>> BEGIN

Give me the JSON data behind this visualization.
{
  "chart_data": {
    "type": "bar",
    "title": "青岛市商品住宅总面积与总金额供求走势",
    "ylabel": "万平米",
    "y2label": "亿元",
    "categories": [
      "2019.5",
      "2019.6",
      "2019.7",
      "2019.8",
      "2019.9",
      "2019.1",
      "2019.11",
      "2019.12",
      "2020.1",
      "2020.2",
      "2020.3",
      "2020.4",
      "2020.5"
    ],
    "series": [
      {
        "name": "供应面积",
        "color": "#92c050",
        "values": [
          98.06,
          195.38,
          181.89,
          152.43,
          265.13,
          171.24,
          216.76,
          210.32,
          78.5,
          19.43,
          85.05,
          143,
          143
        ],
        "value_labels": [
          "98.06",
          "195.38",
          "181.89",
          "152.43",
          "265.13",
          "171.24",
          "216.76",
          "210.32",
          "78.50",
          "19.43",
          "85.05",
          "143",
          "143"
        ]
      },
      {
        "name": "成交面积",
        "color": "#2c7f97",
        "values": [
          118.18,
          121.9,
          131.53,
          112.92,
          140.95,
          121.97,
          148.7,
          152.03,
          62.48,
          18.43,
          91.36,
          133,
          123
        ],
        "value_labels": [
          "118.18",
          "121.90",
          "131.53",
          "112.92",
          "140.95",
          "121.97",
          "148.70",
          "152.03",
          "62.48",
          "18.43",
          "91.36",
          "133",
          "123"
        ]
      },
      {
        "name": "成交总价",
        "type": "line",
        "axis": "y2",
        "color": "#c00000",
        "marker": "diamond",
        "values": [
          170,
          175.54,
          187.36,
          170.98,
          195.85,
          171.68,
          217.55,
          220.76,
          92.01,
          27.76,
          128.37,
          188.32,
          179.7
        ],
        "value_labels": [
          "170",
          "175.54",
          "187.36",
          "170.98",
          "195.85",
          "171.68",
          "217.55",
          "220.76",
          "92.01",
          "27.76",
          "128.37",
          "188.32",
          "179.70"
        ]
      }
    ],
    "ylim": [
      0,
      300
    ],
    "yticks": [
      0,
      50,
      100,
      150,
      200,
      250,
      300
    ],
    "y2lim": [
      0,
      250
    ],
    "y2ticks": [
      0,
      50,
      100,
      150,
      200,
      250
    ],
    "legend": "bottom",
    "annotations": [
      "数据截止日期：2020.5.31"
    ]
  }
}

>> END

Brief: Check each line above for the word "color", and copy the lines where it appears.

Full response:
        "color": "#92c050",
        "color": "#2c7f97",
        "color": "#c00000",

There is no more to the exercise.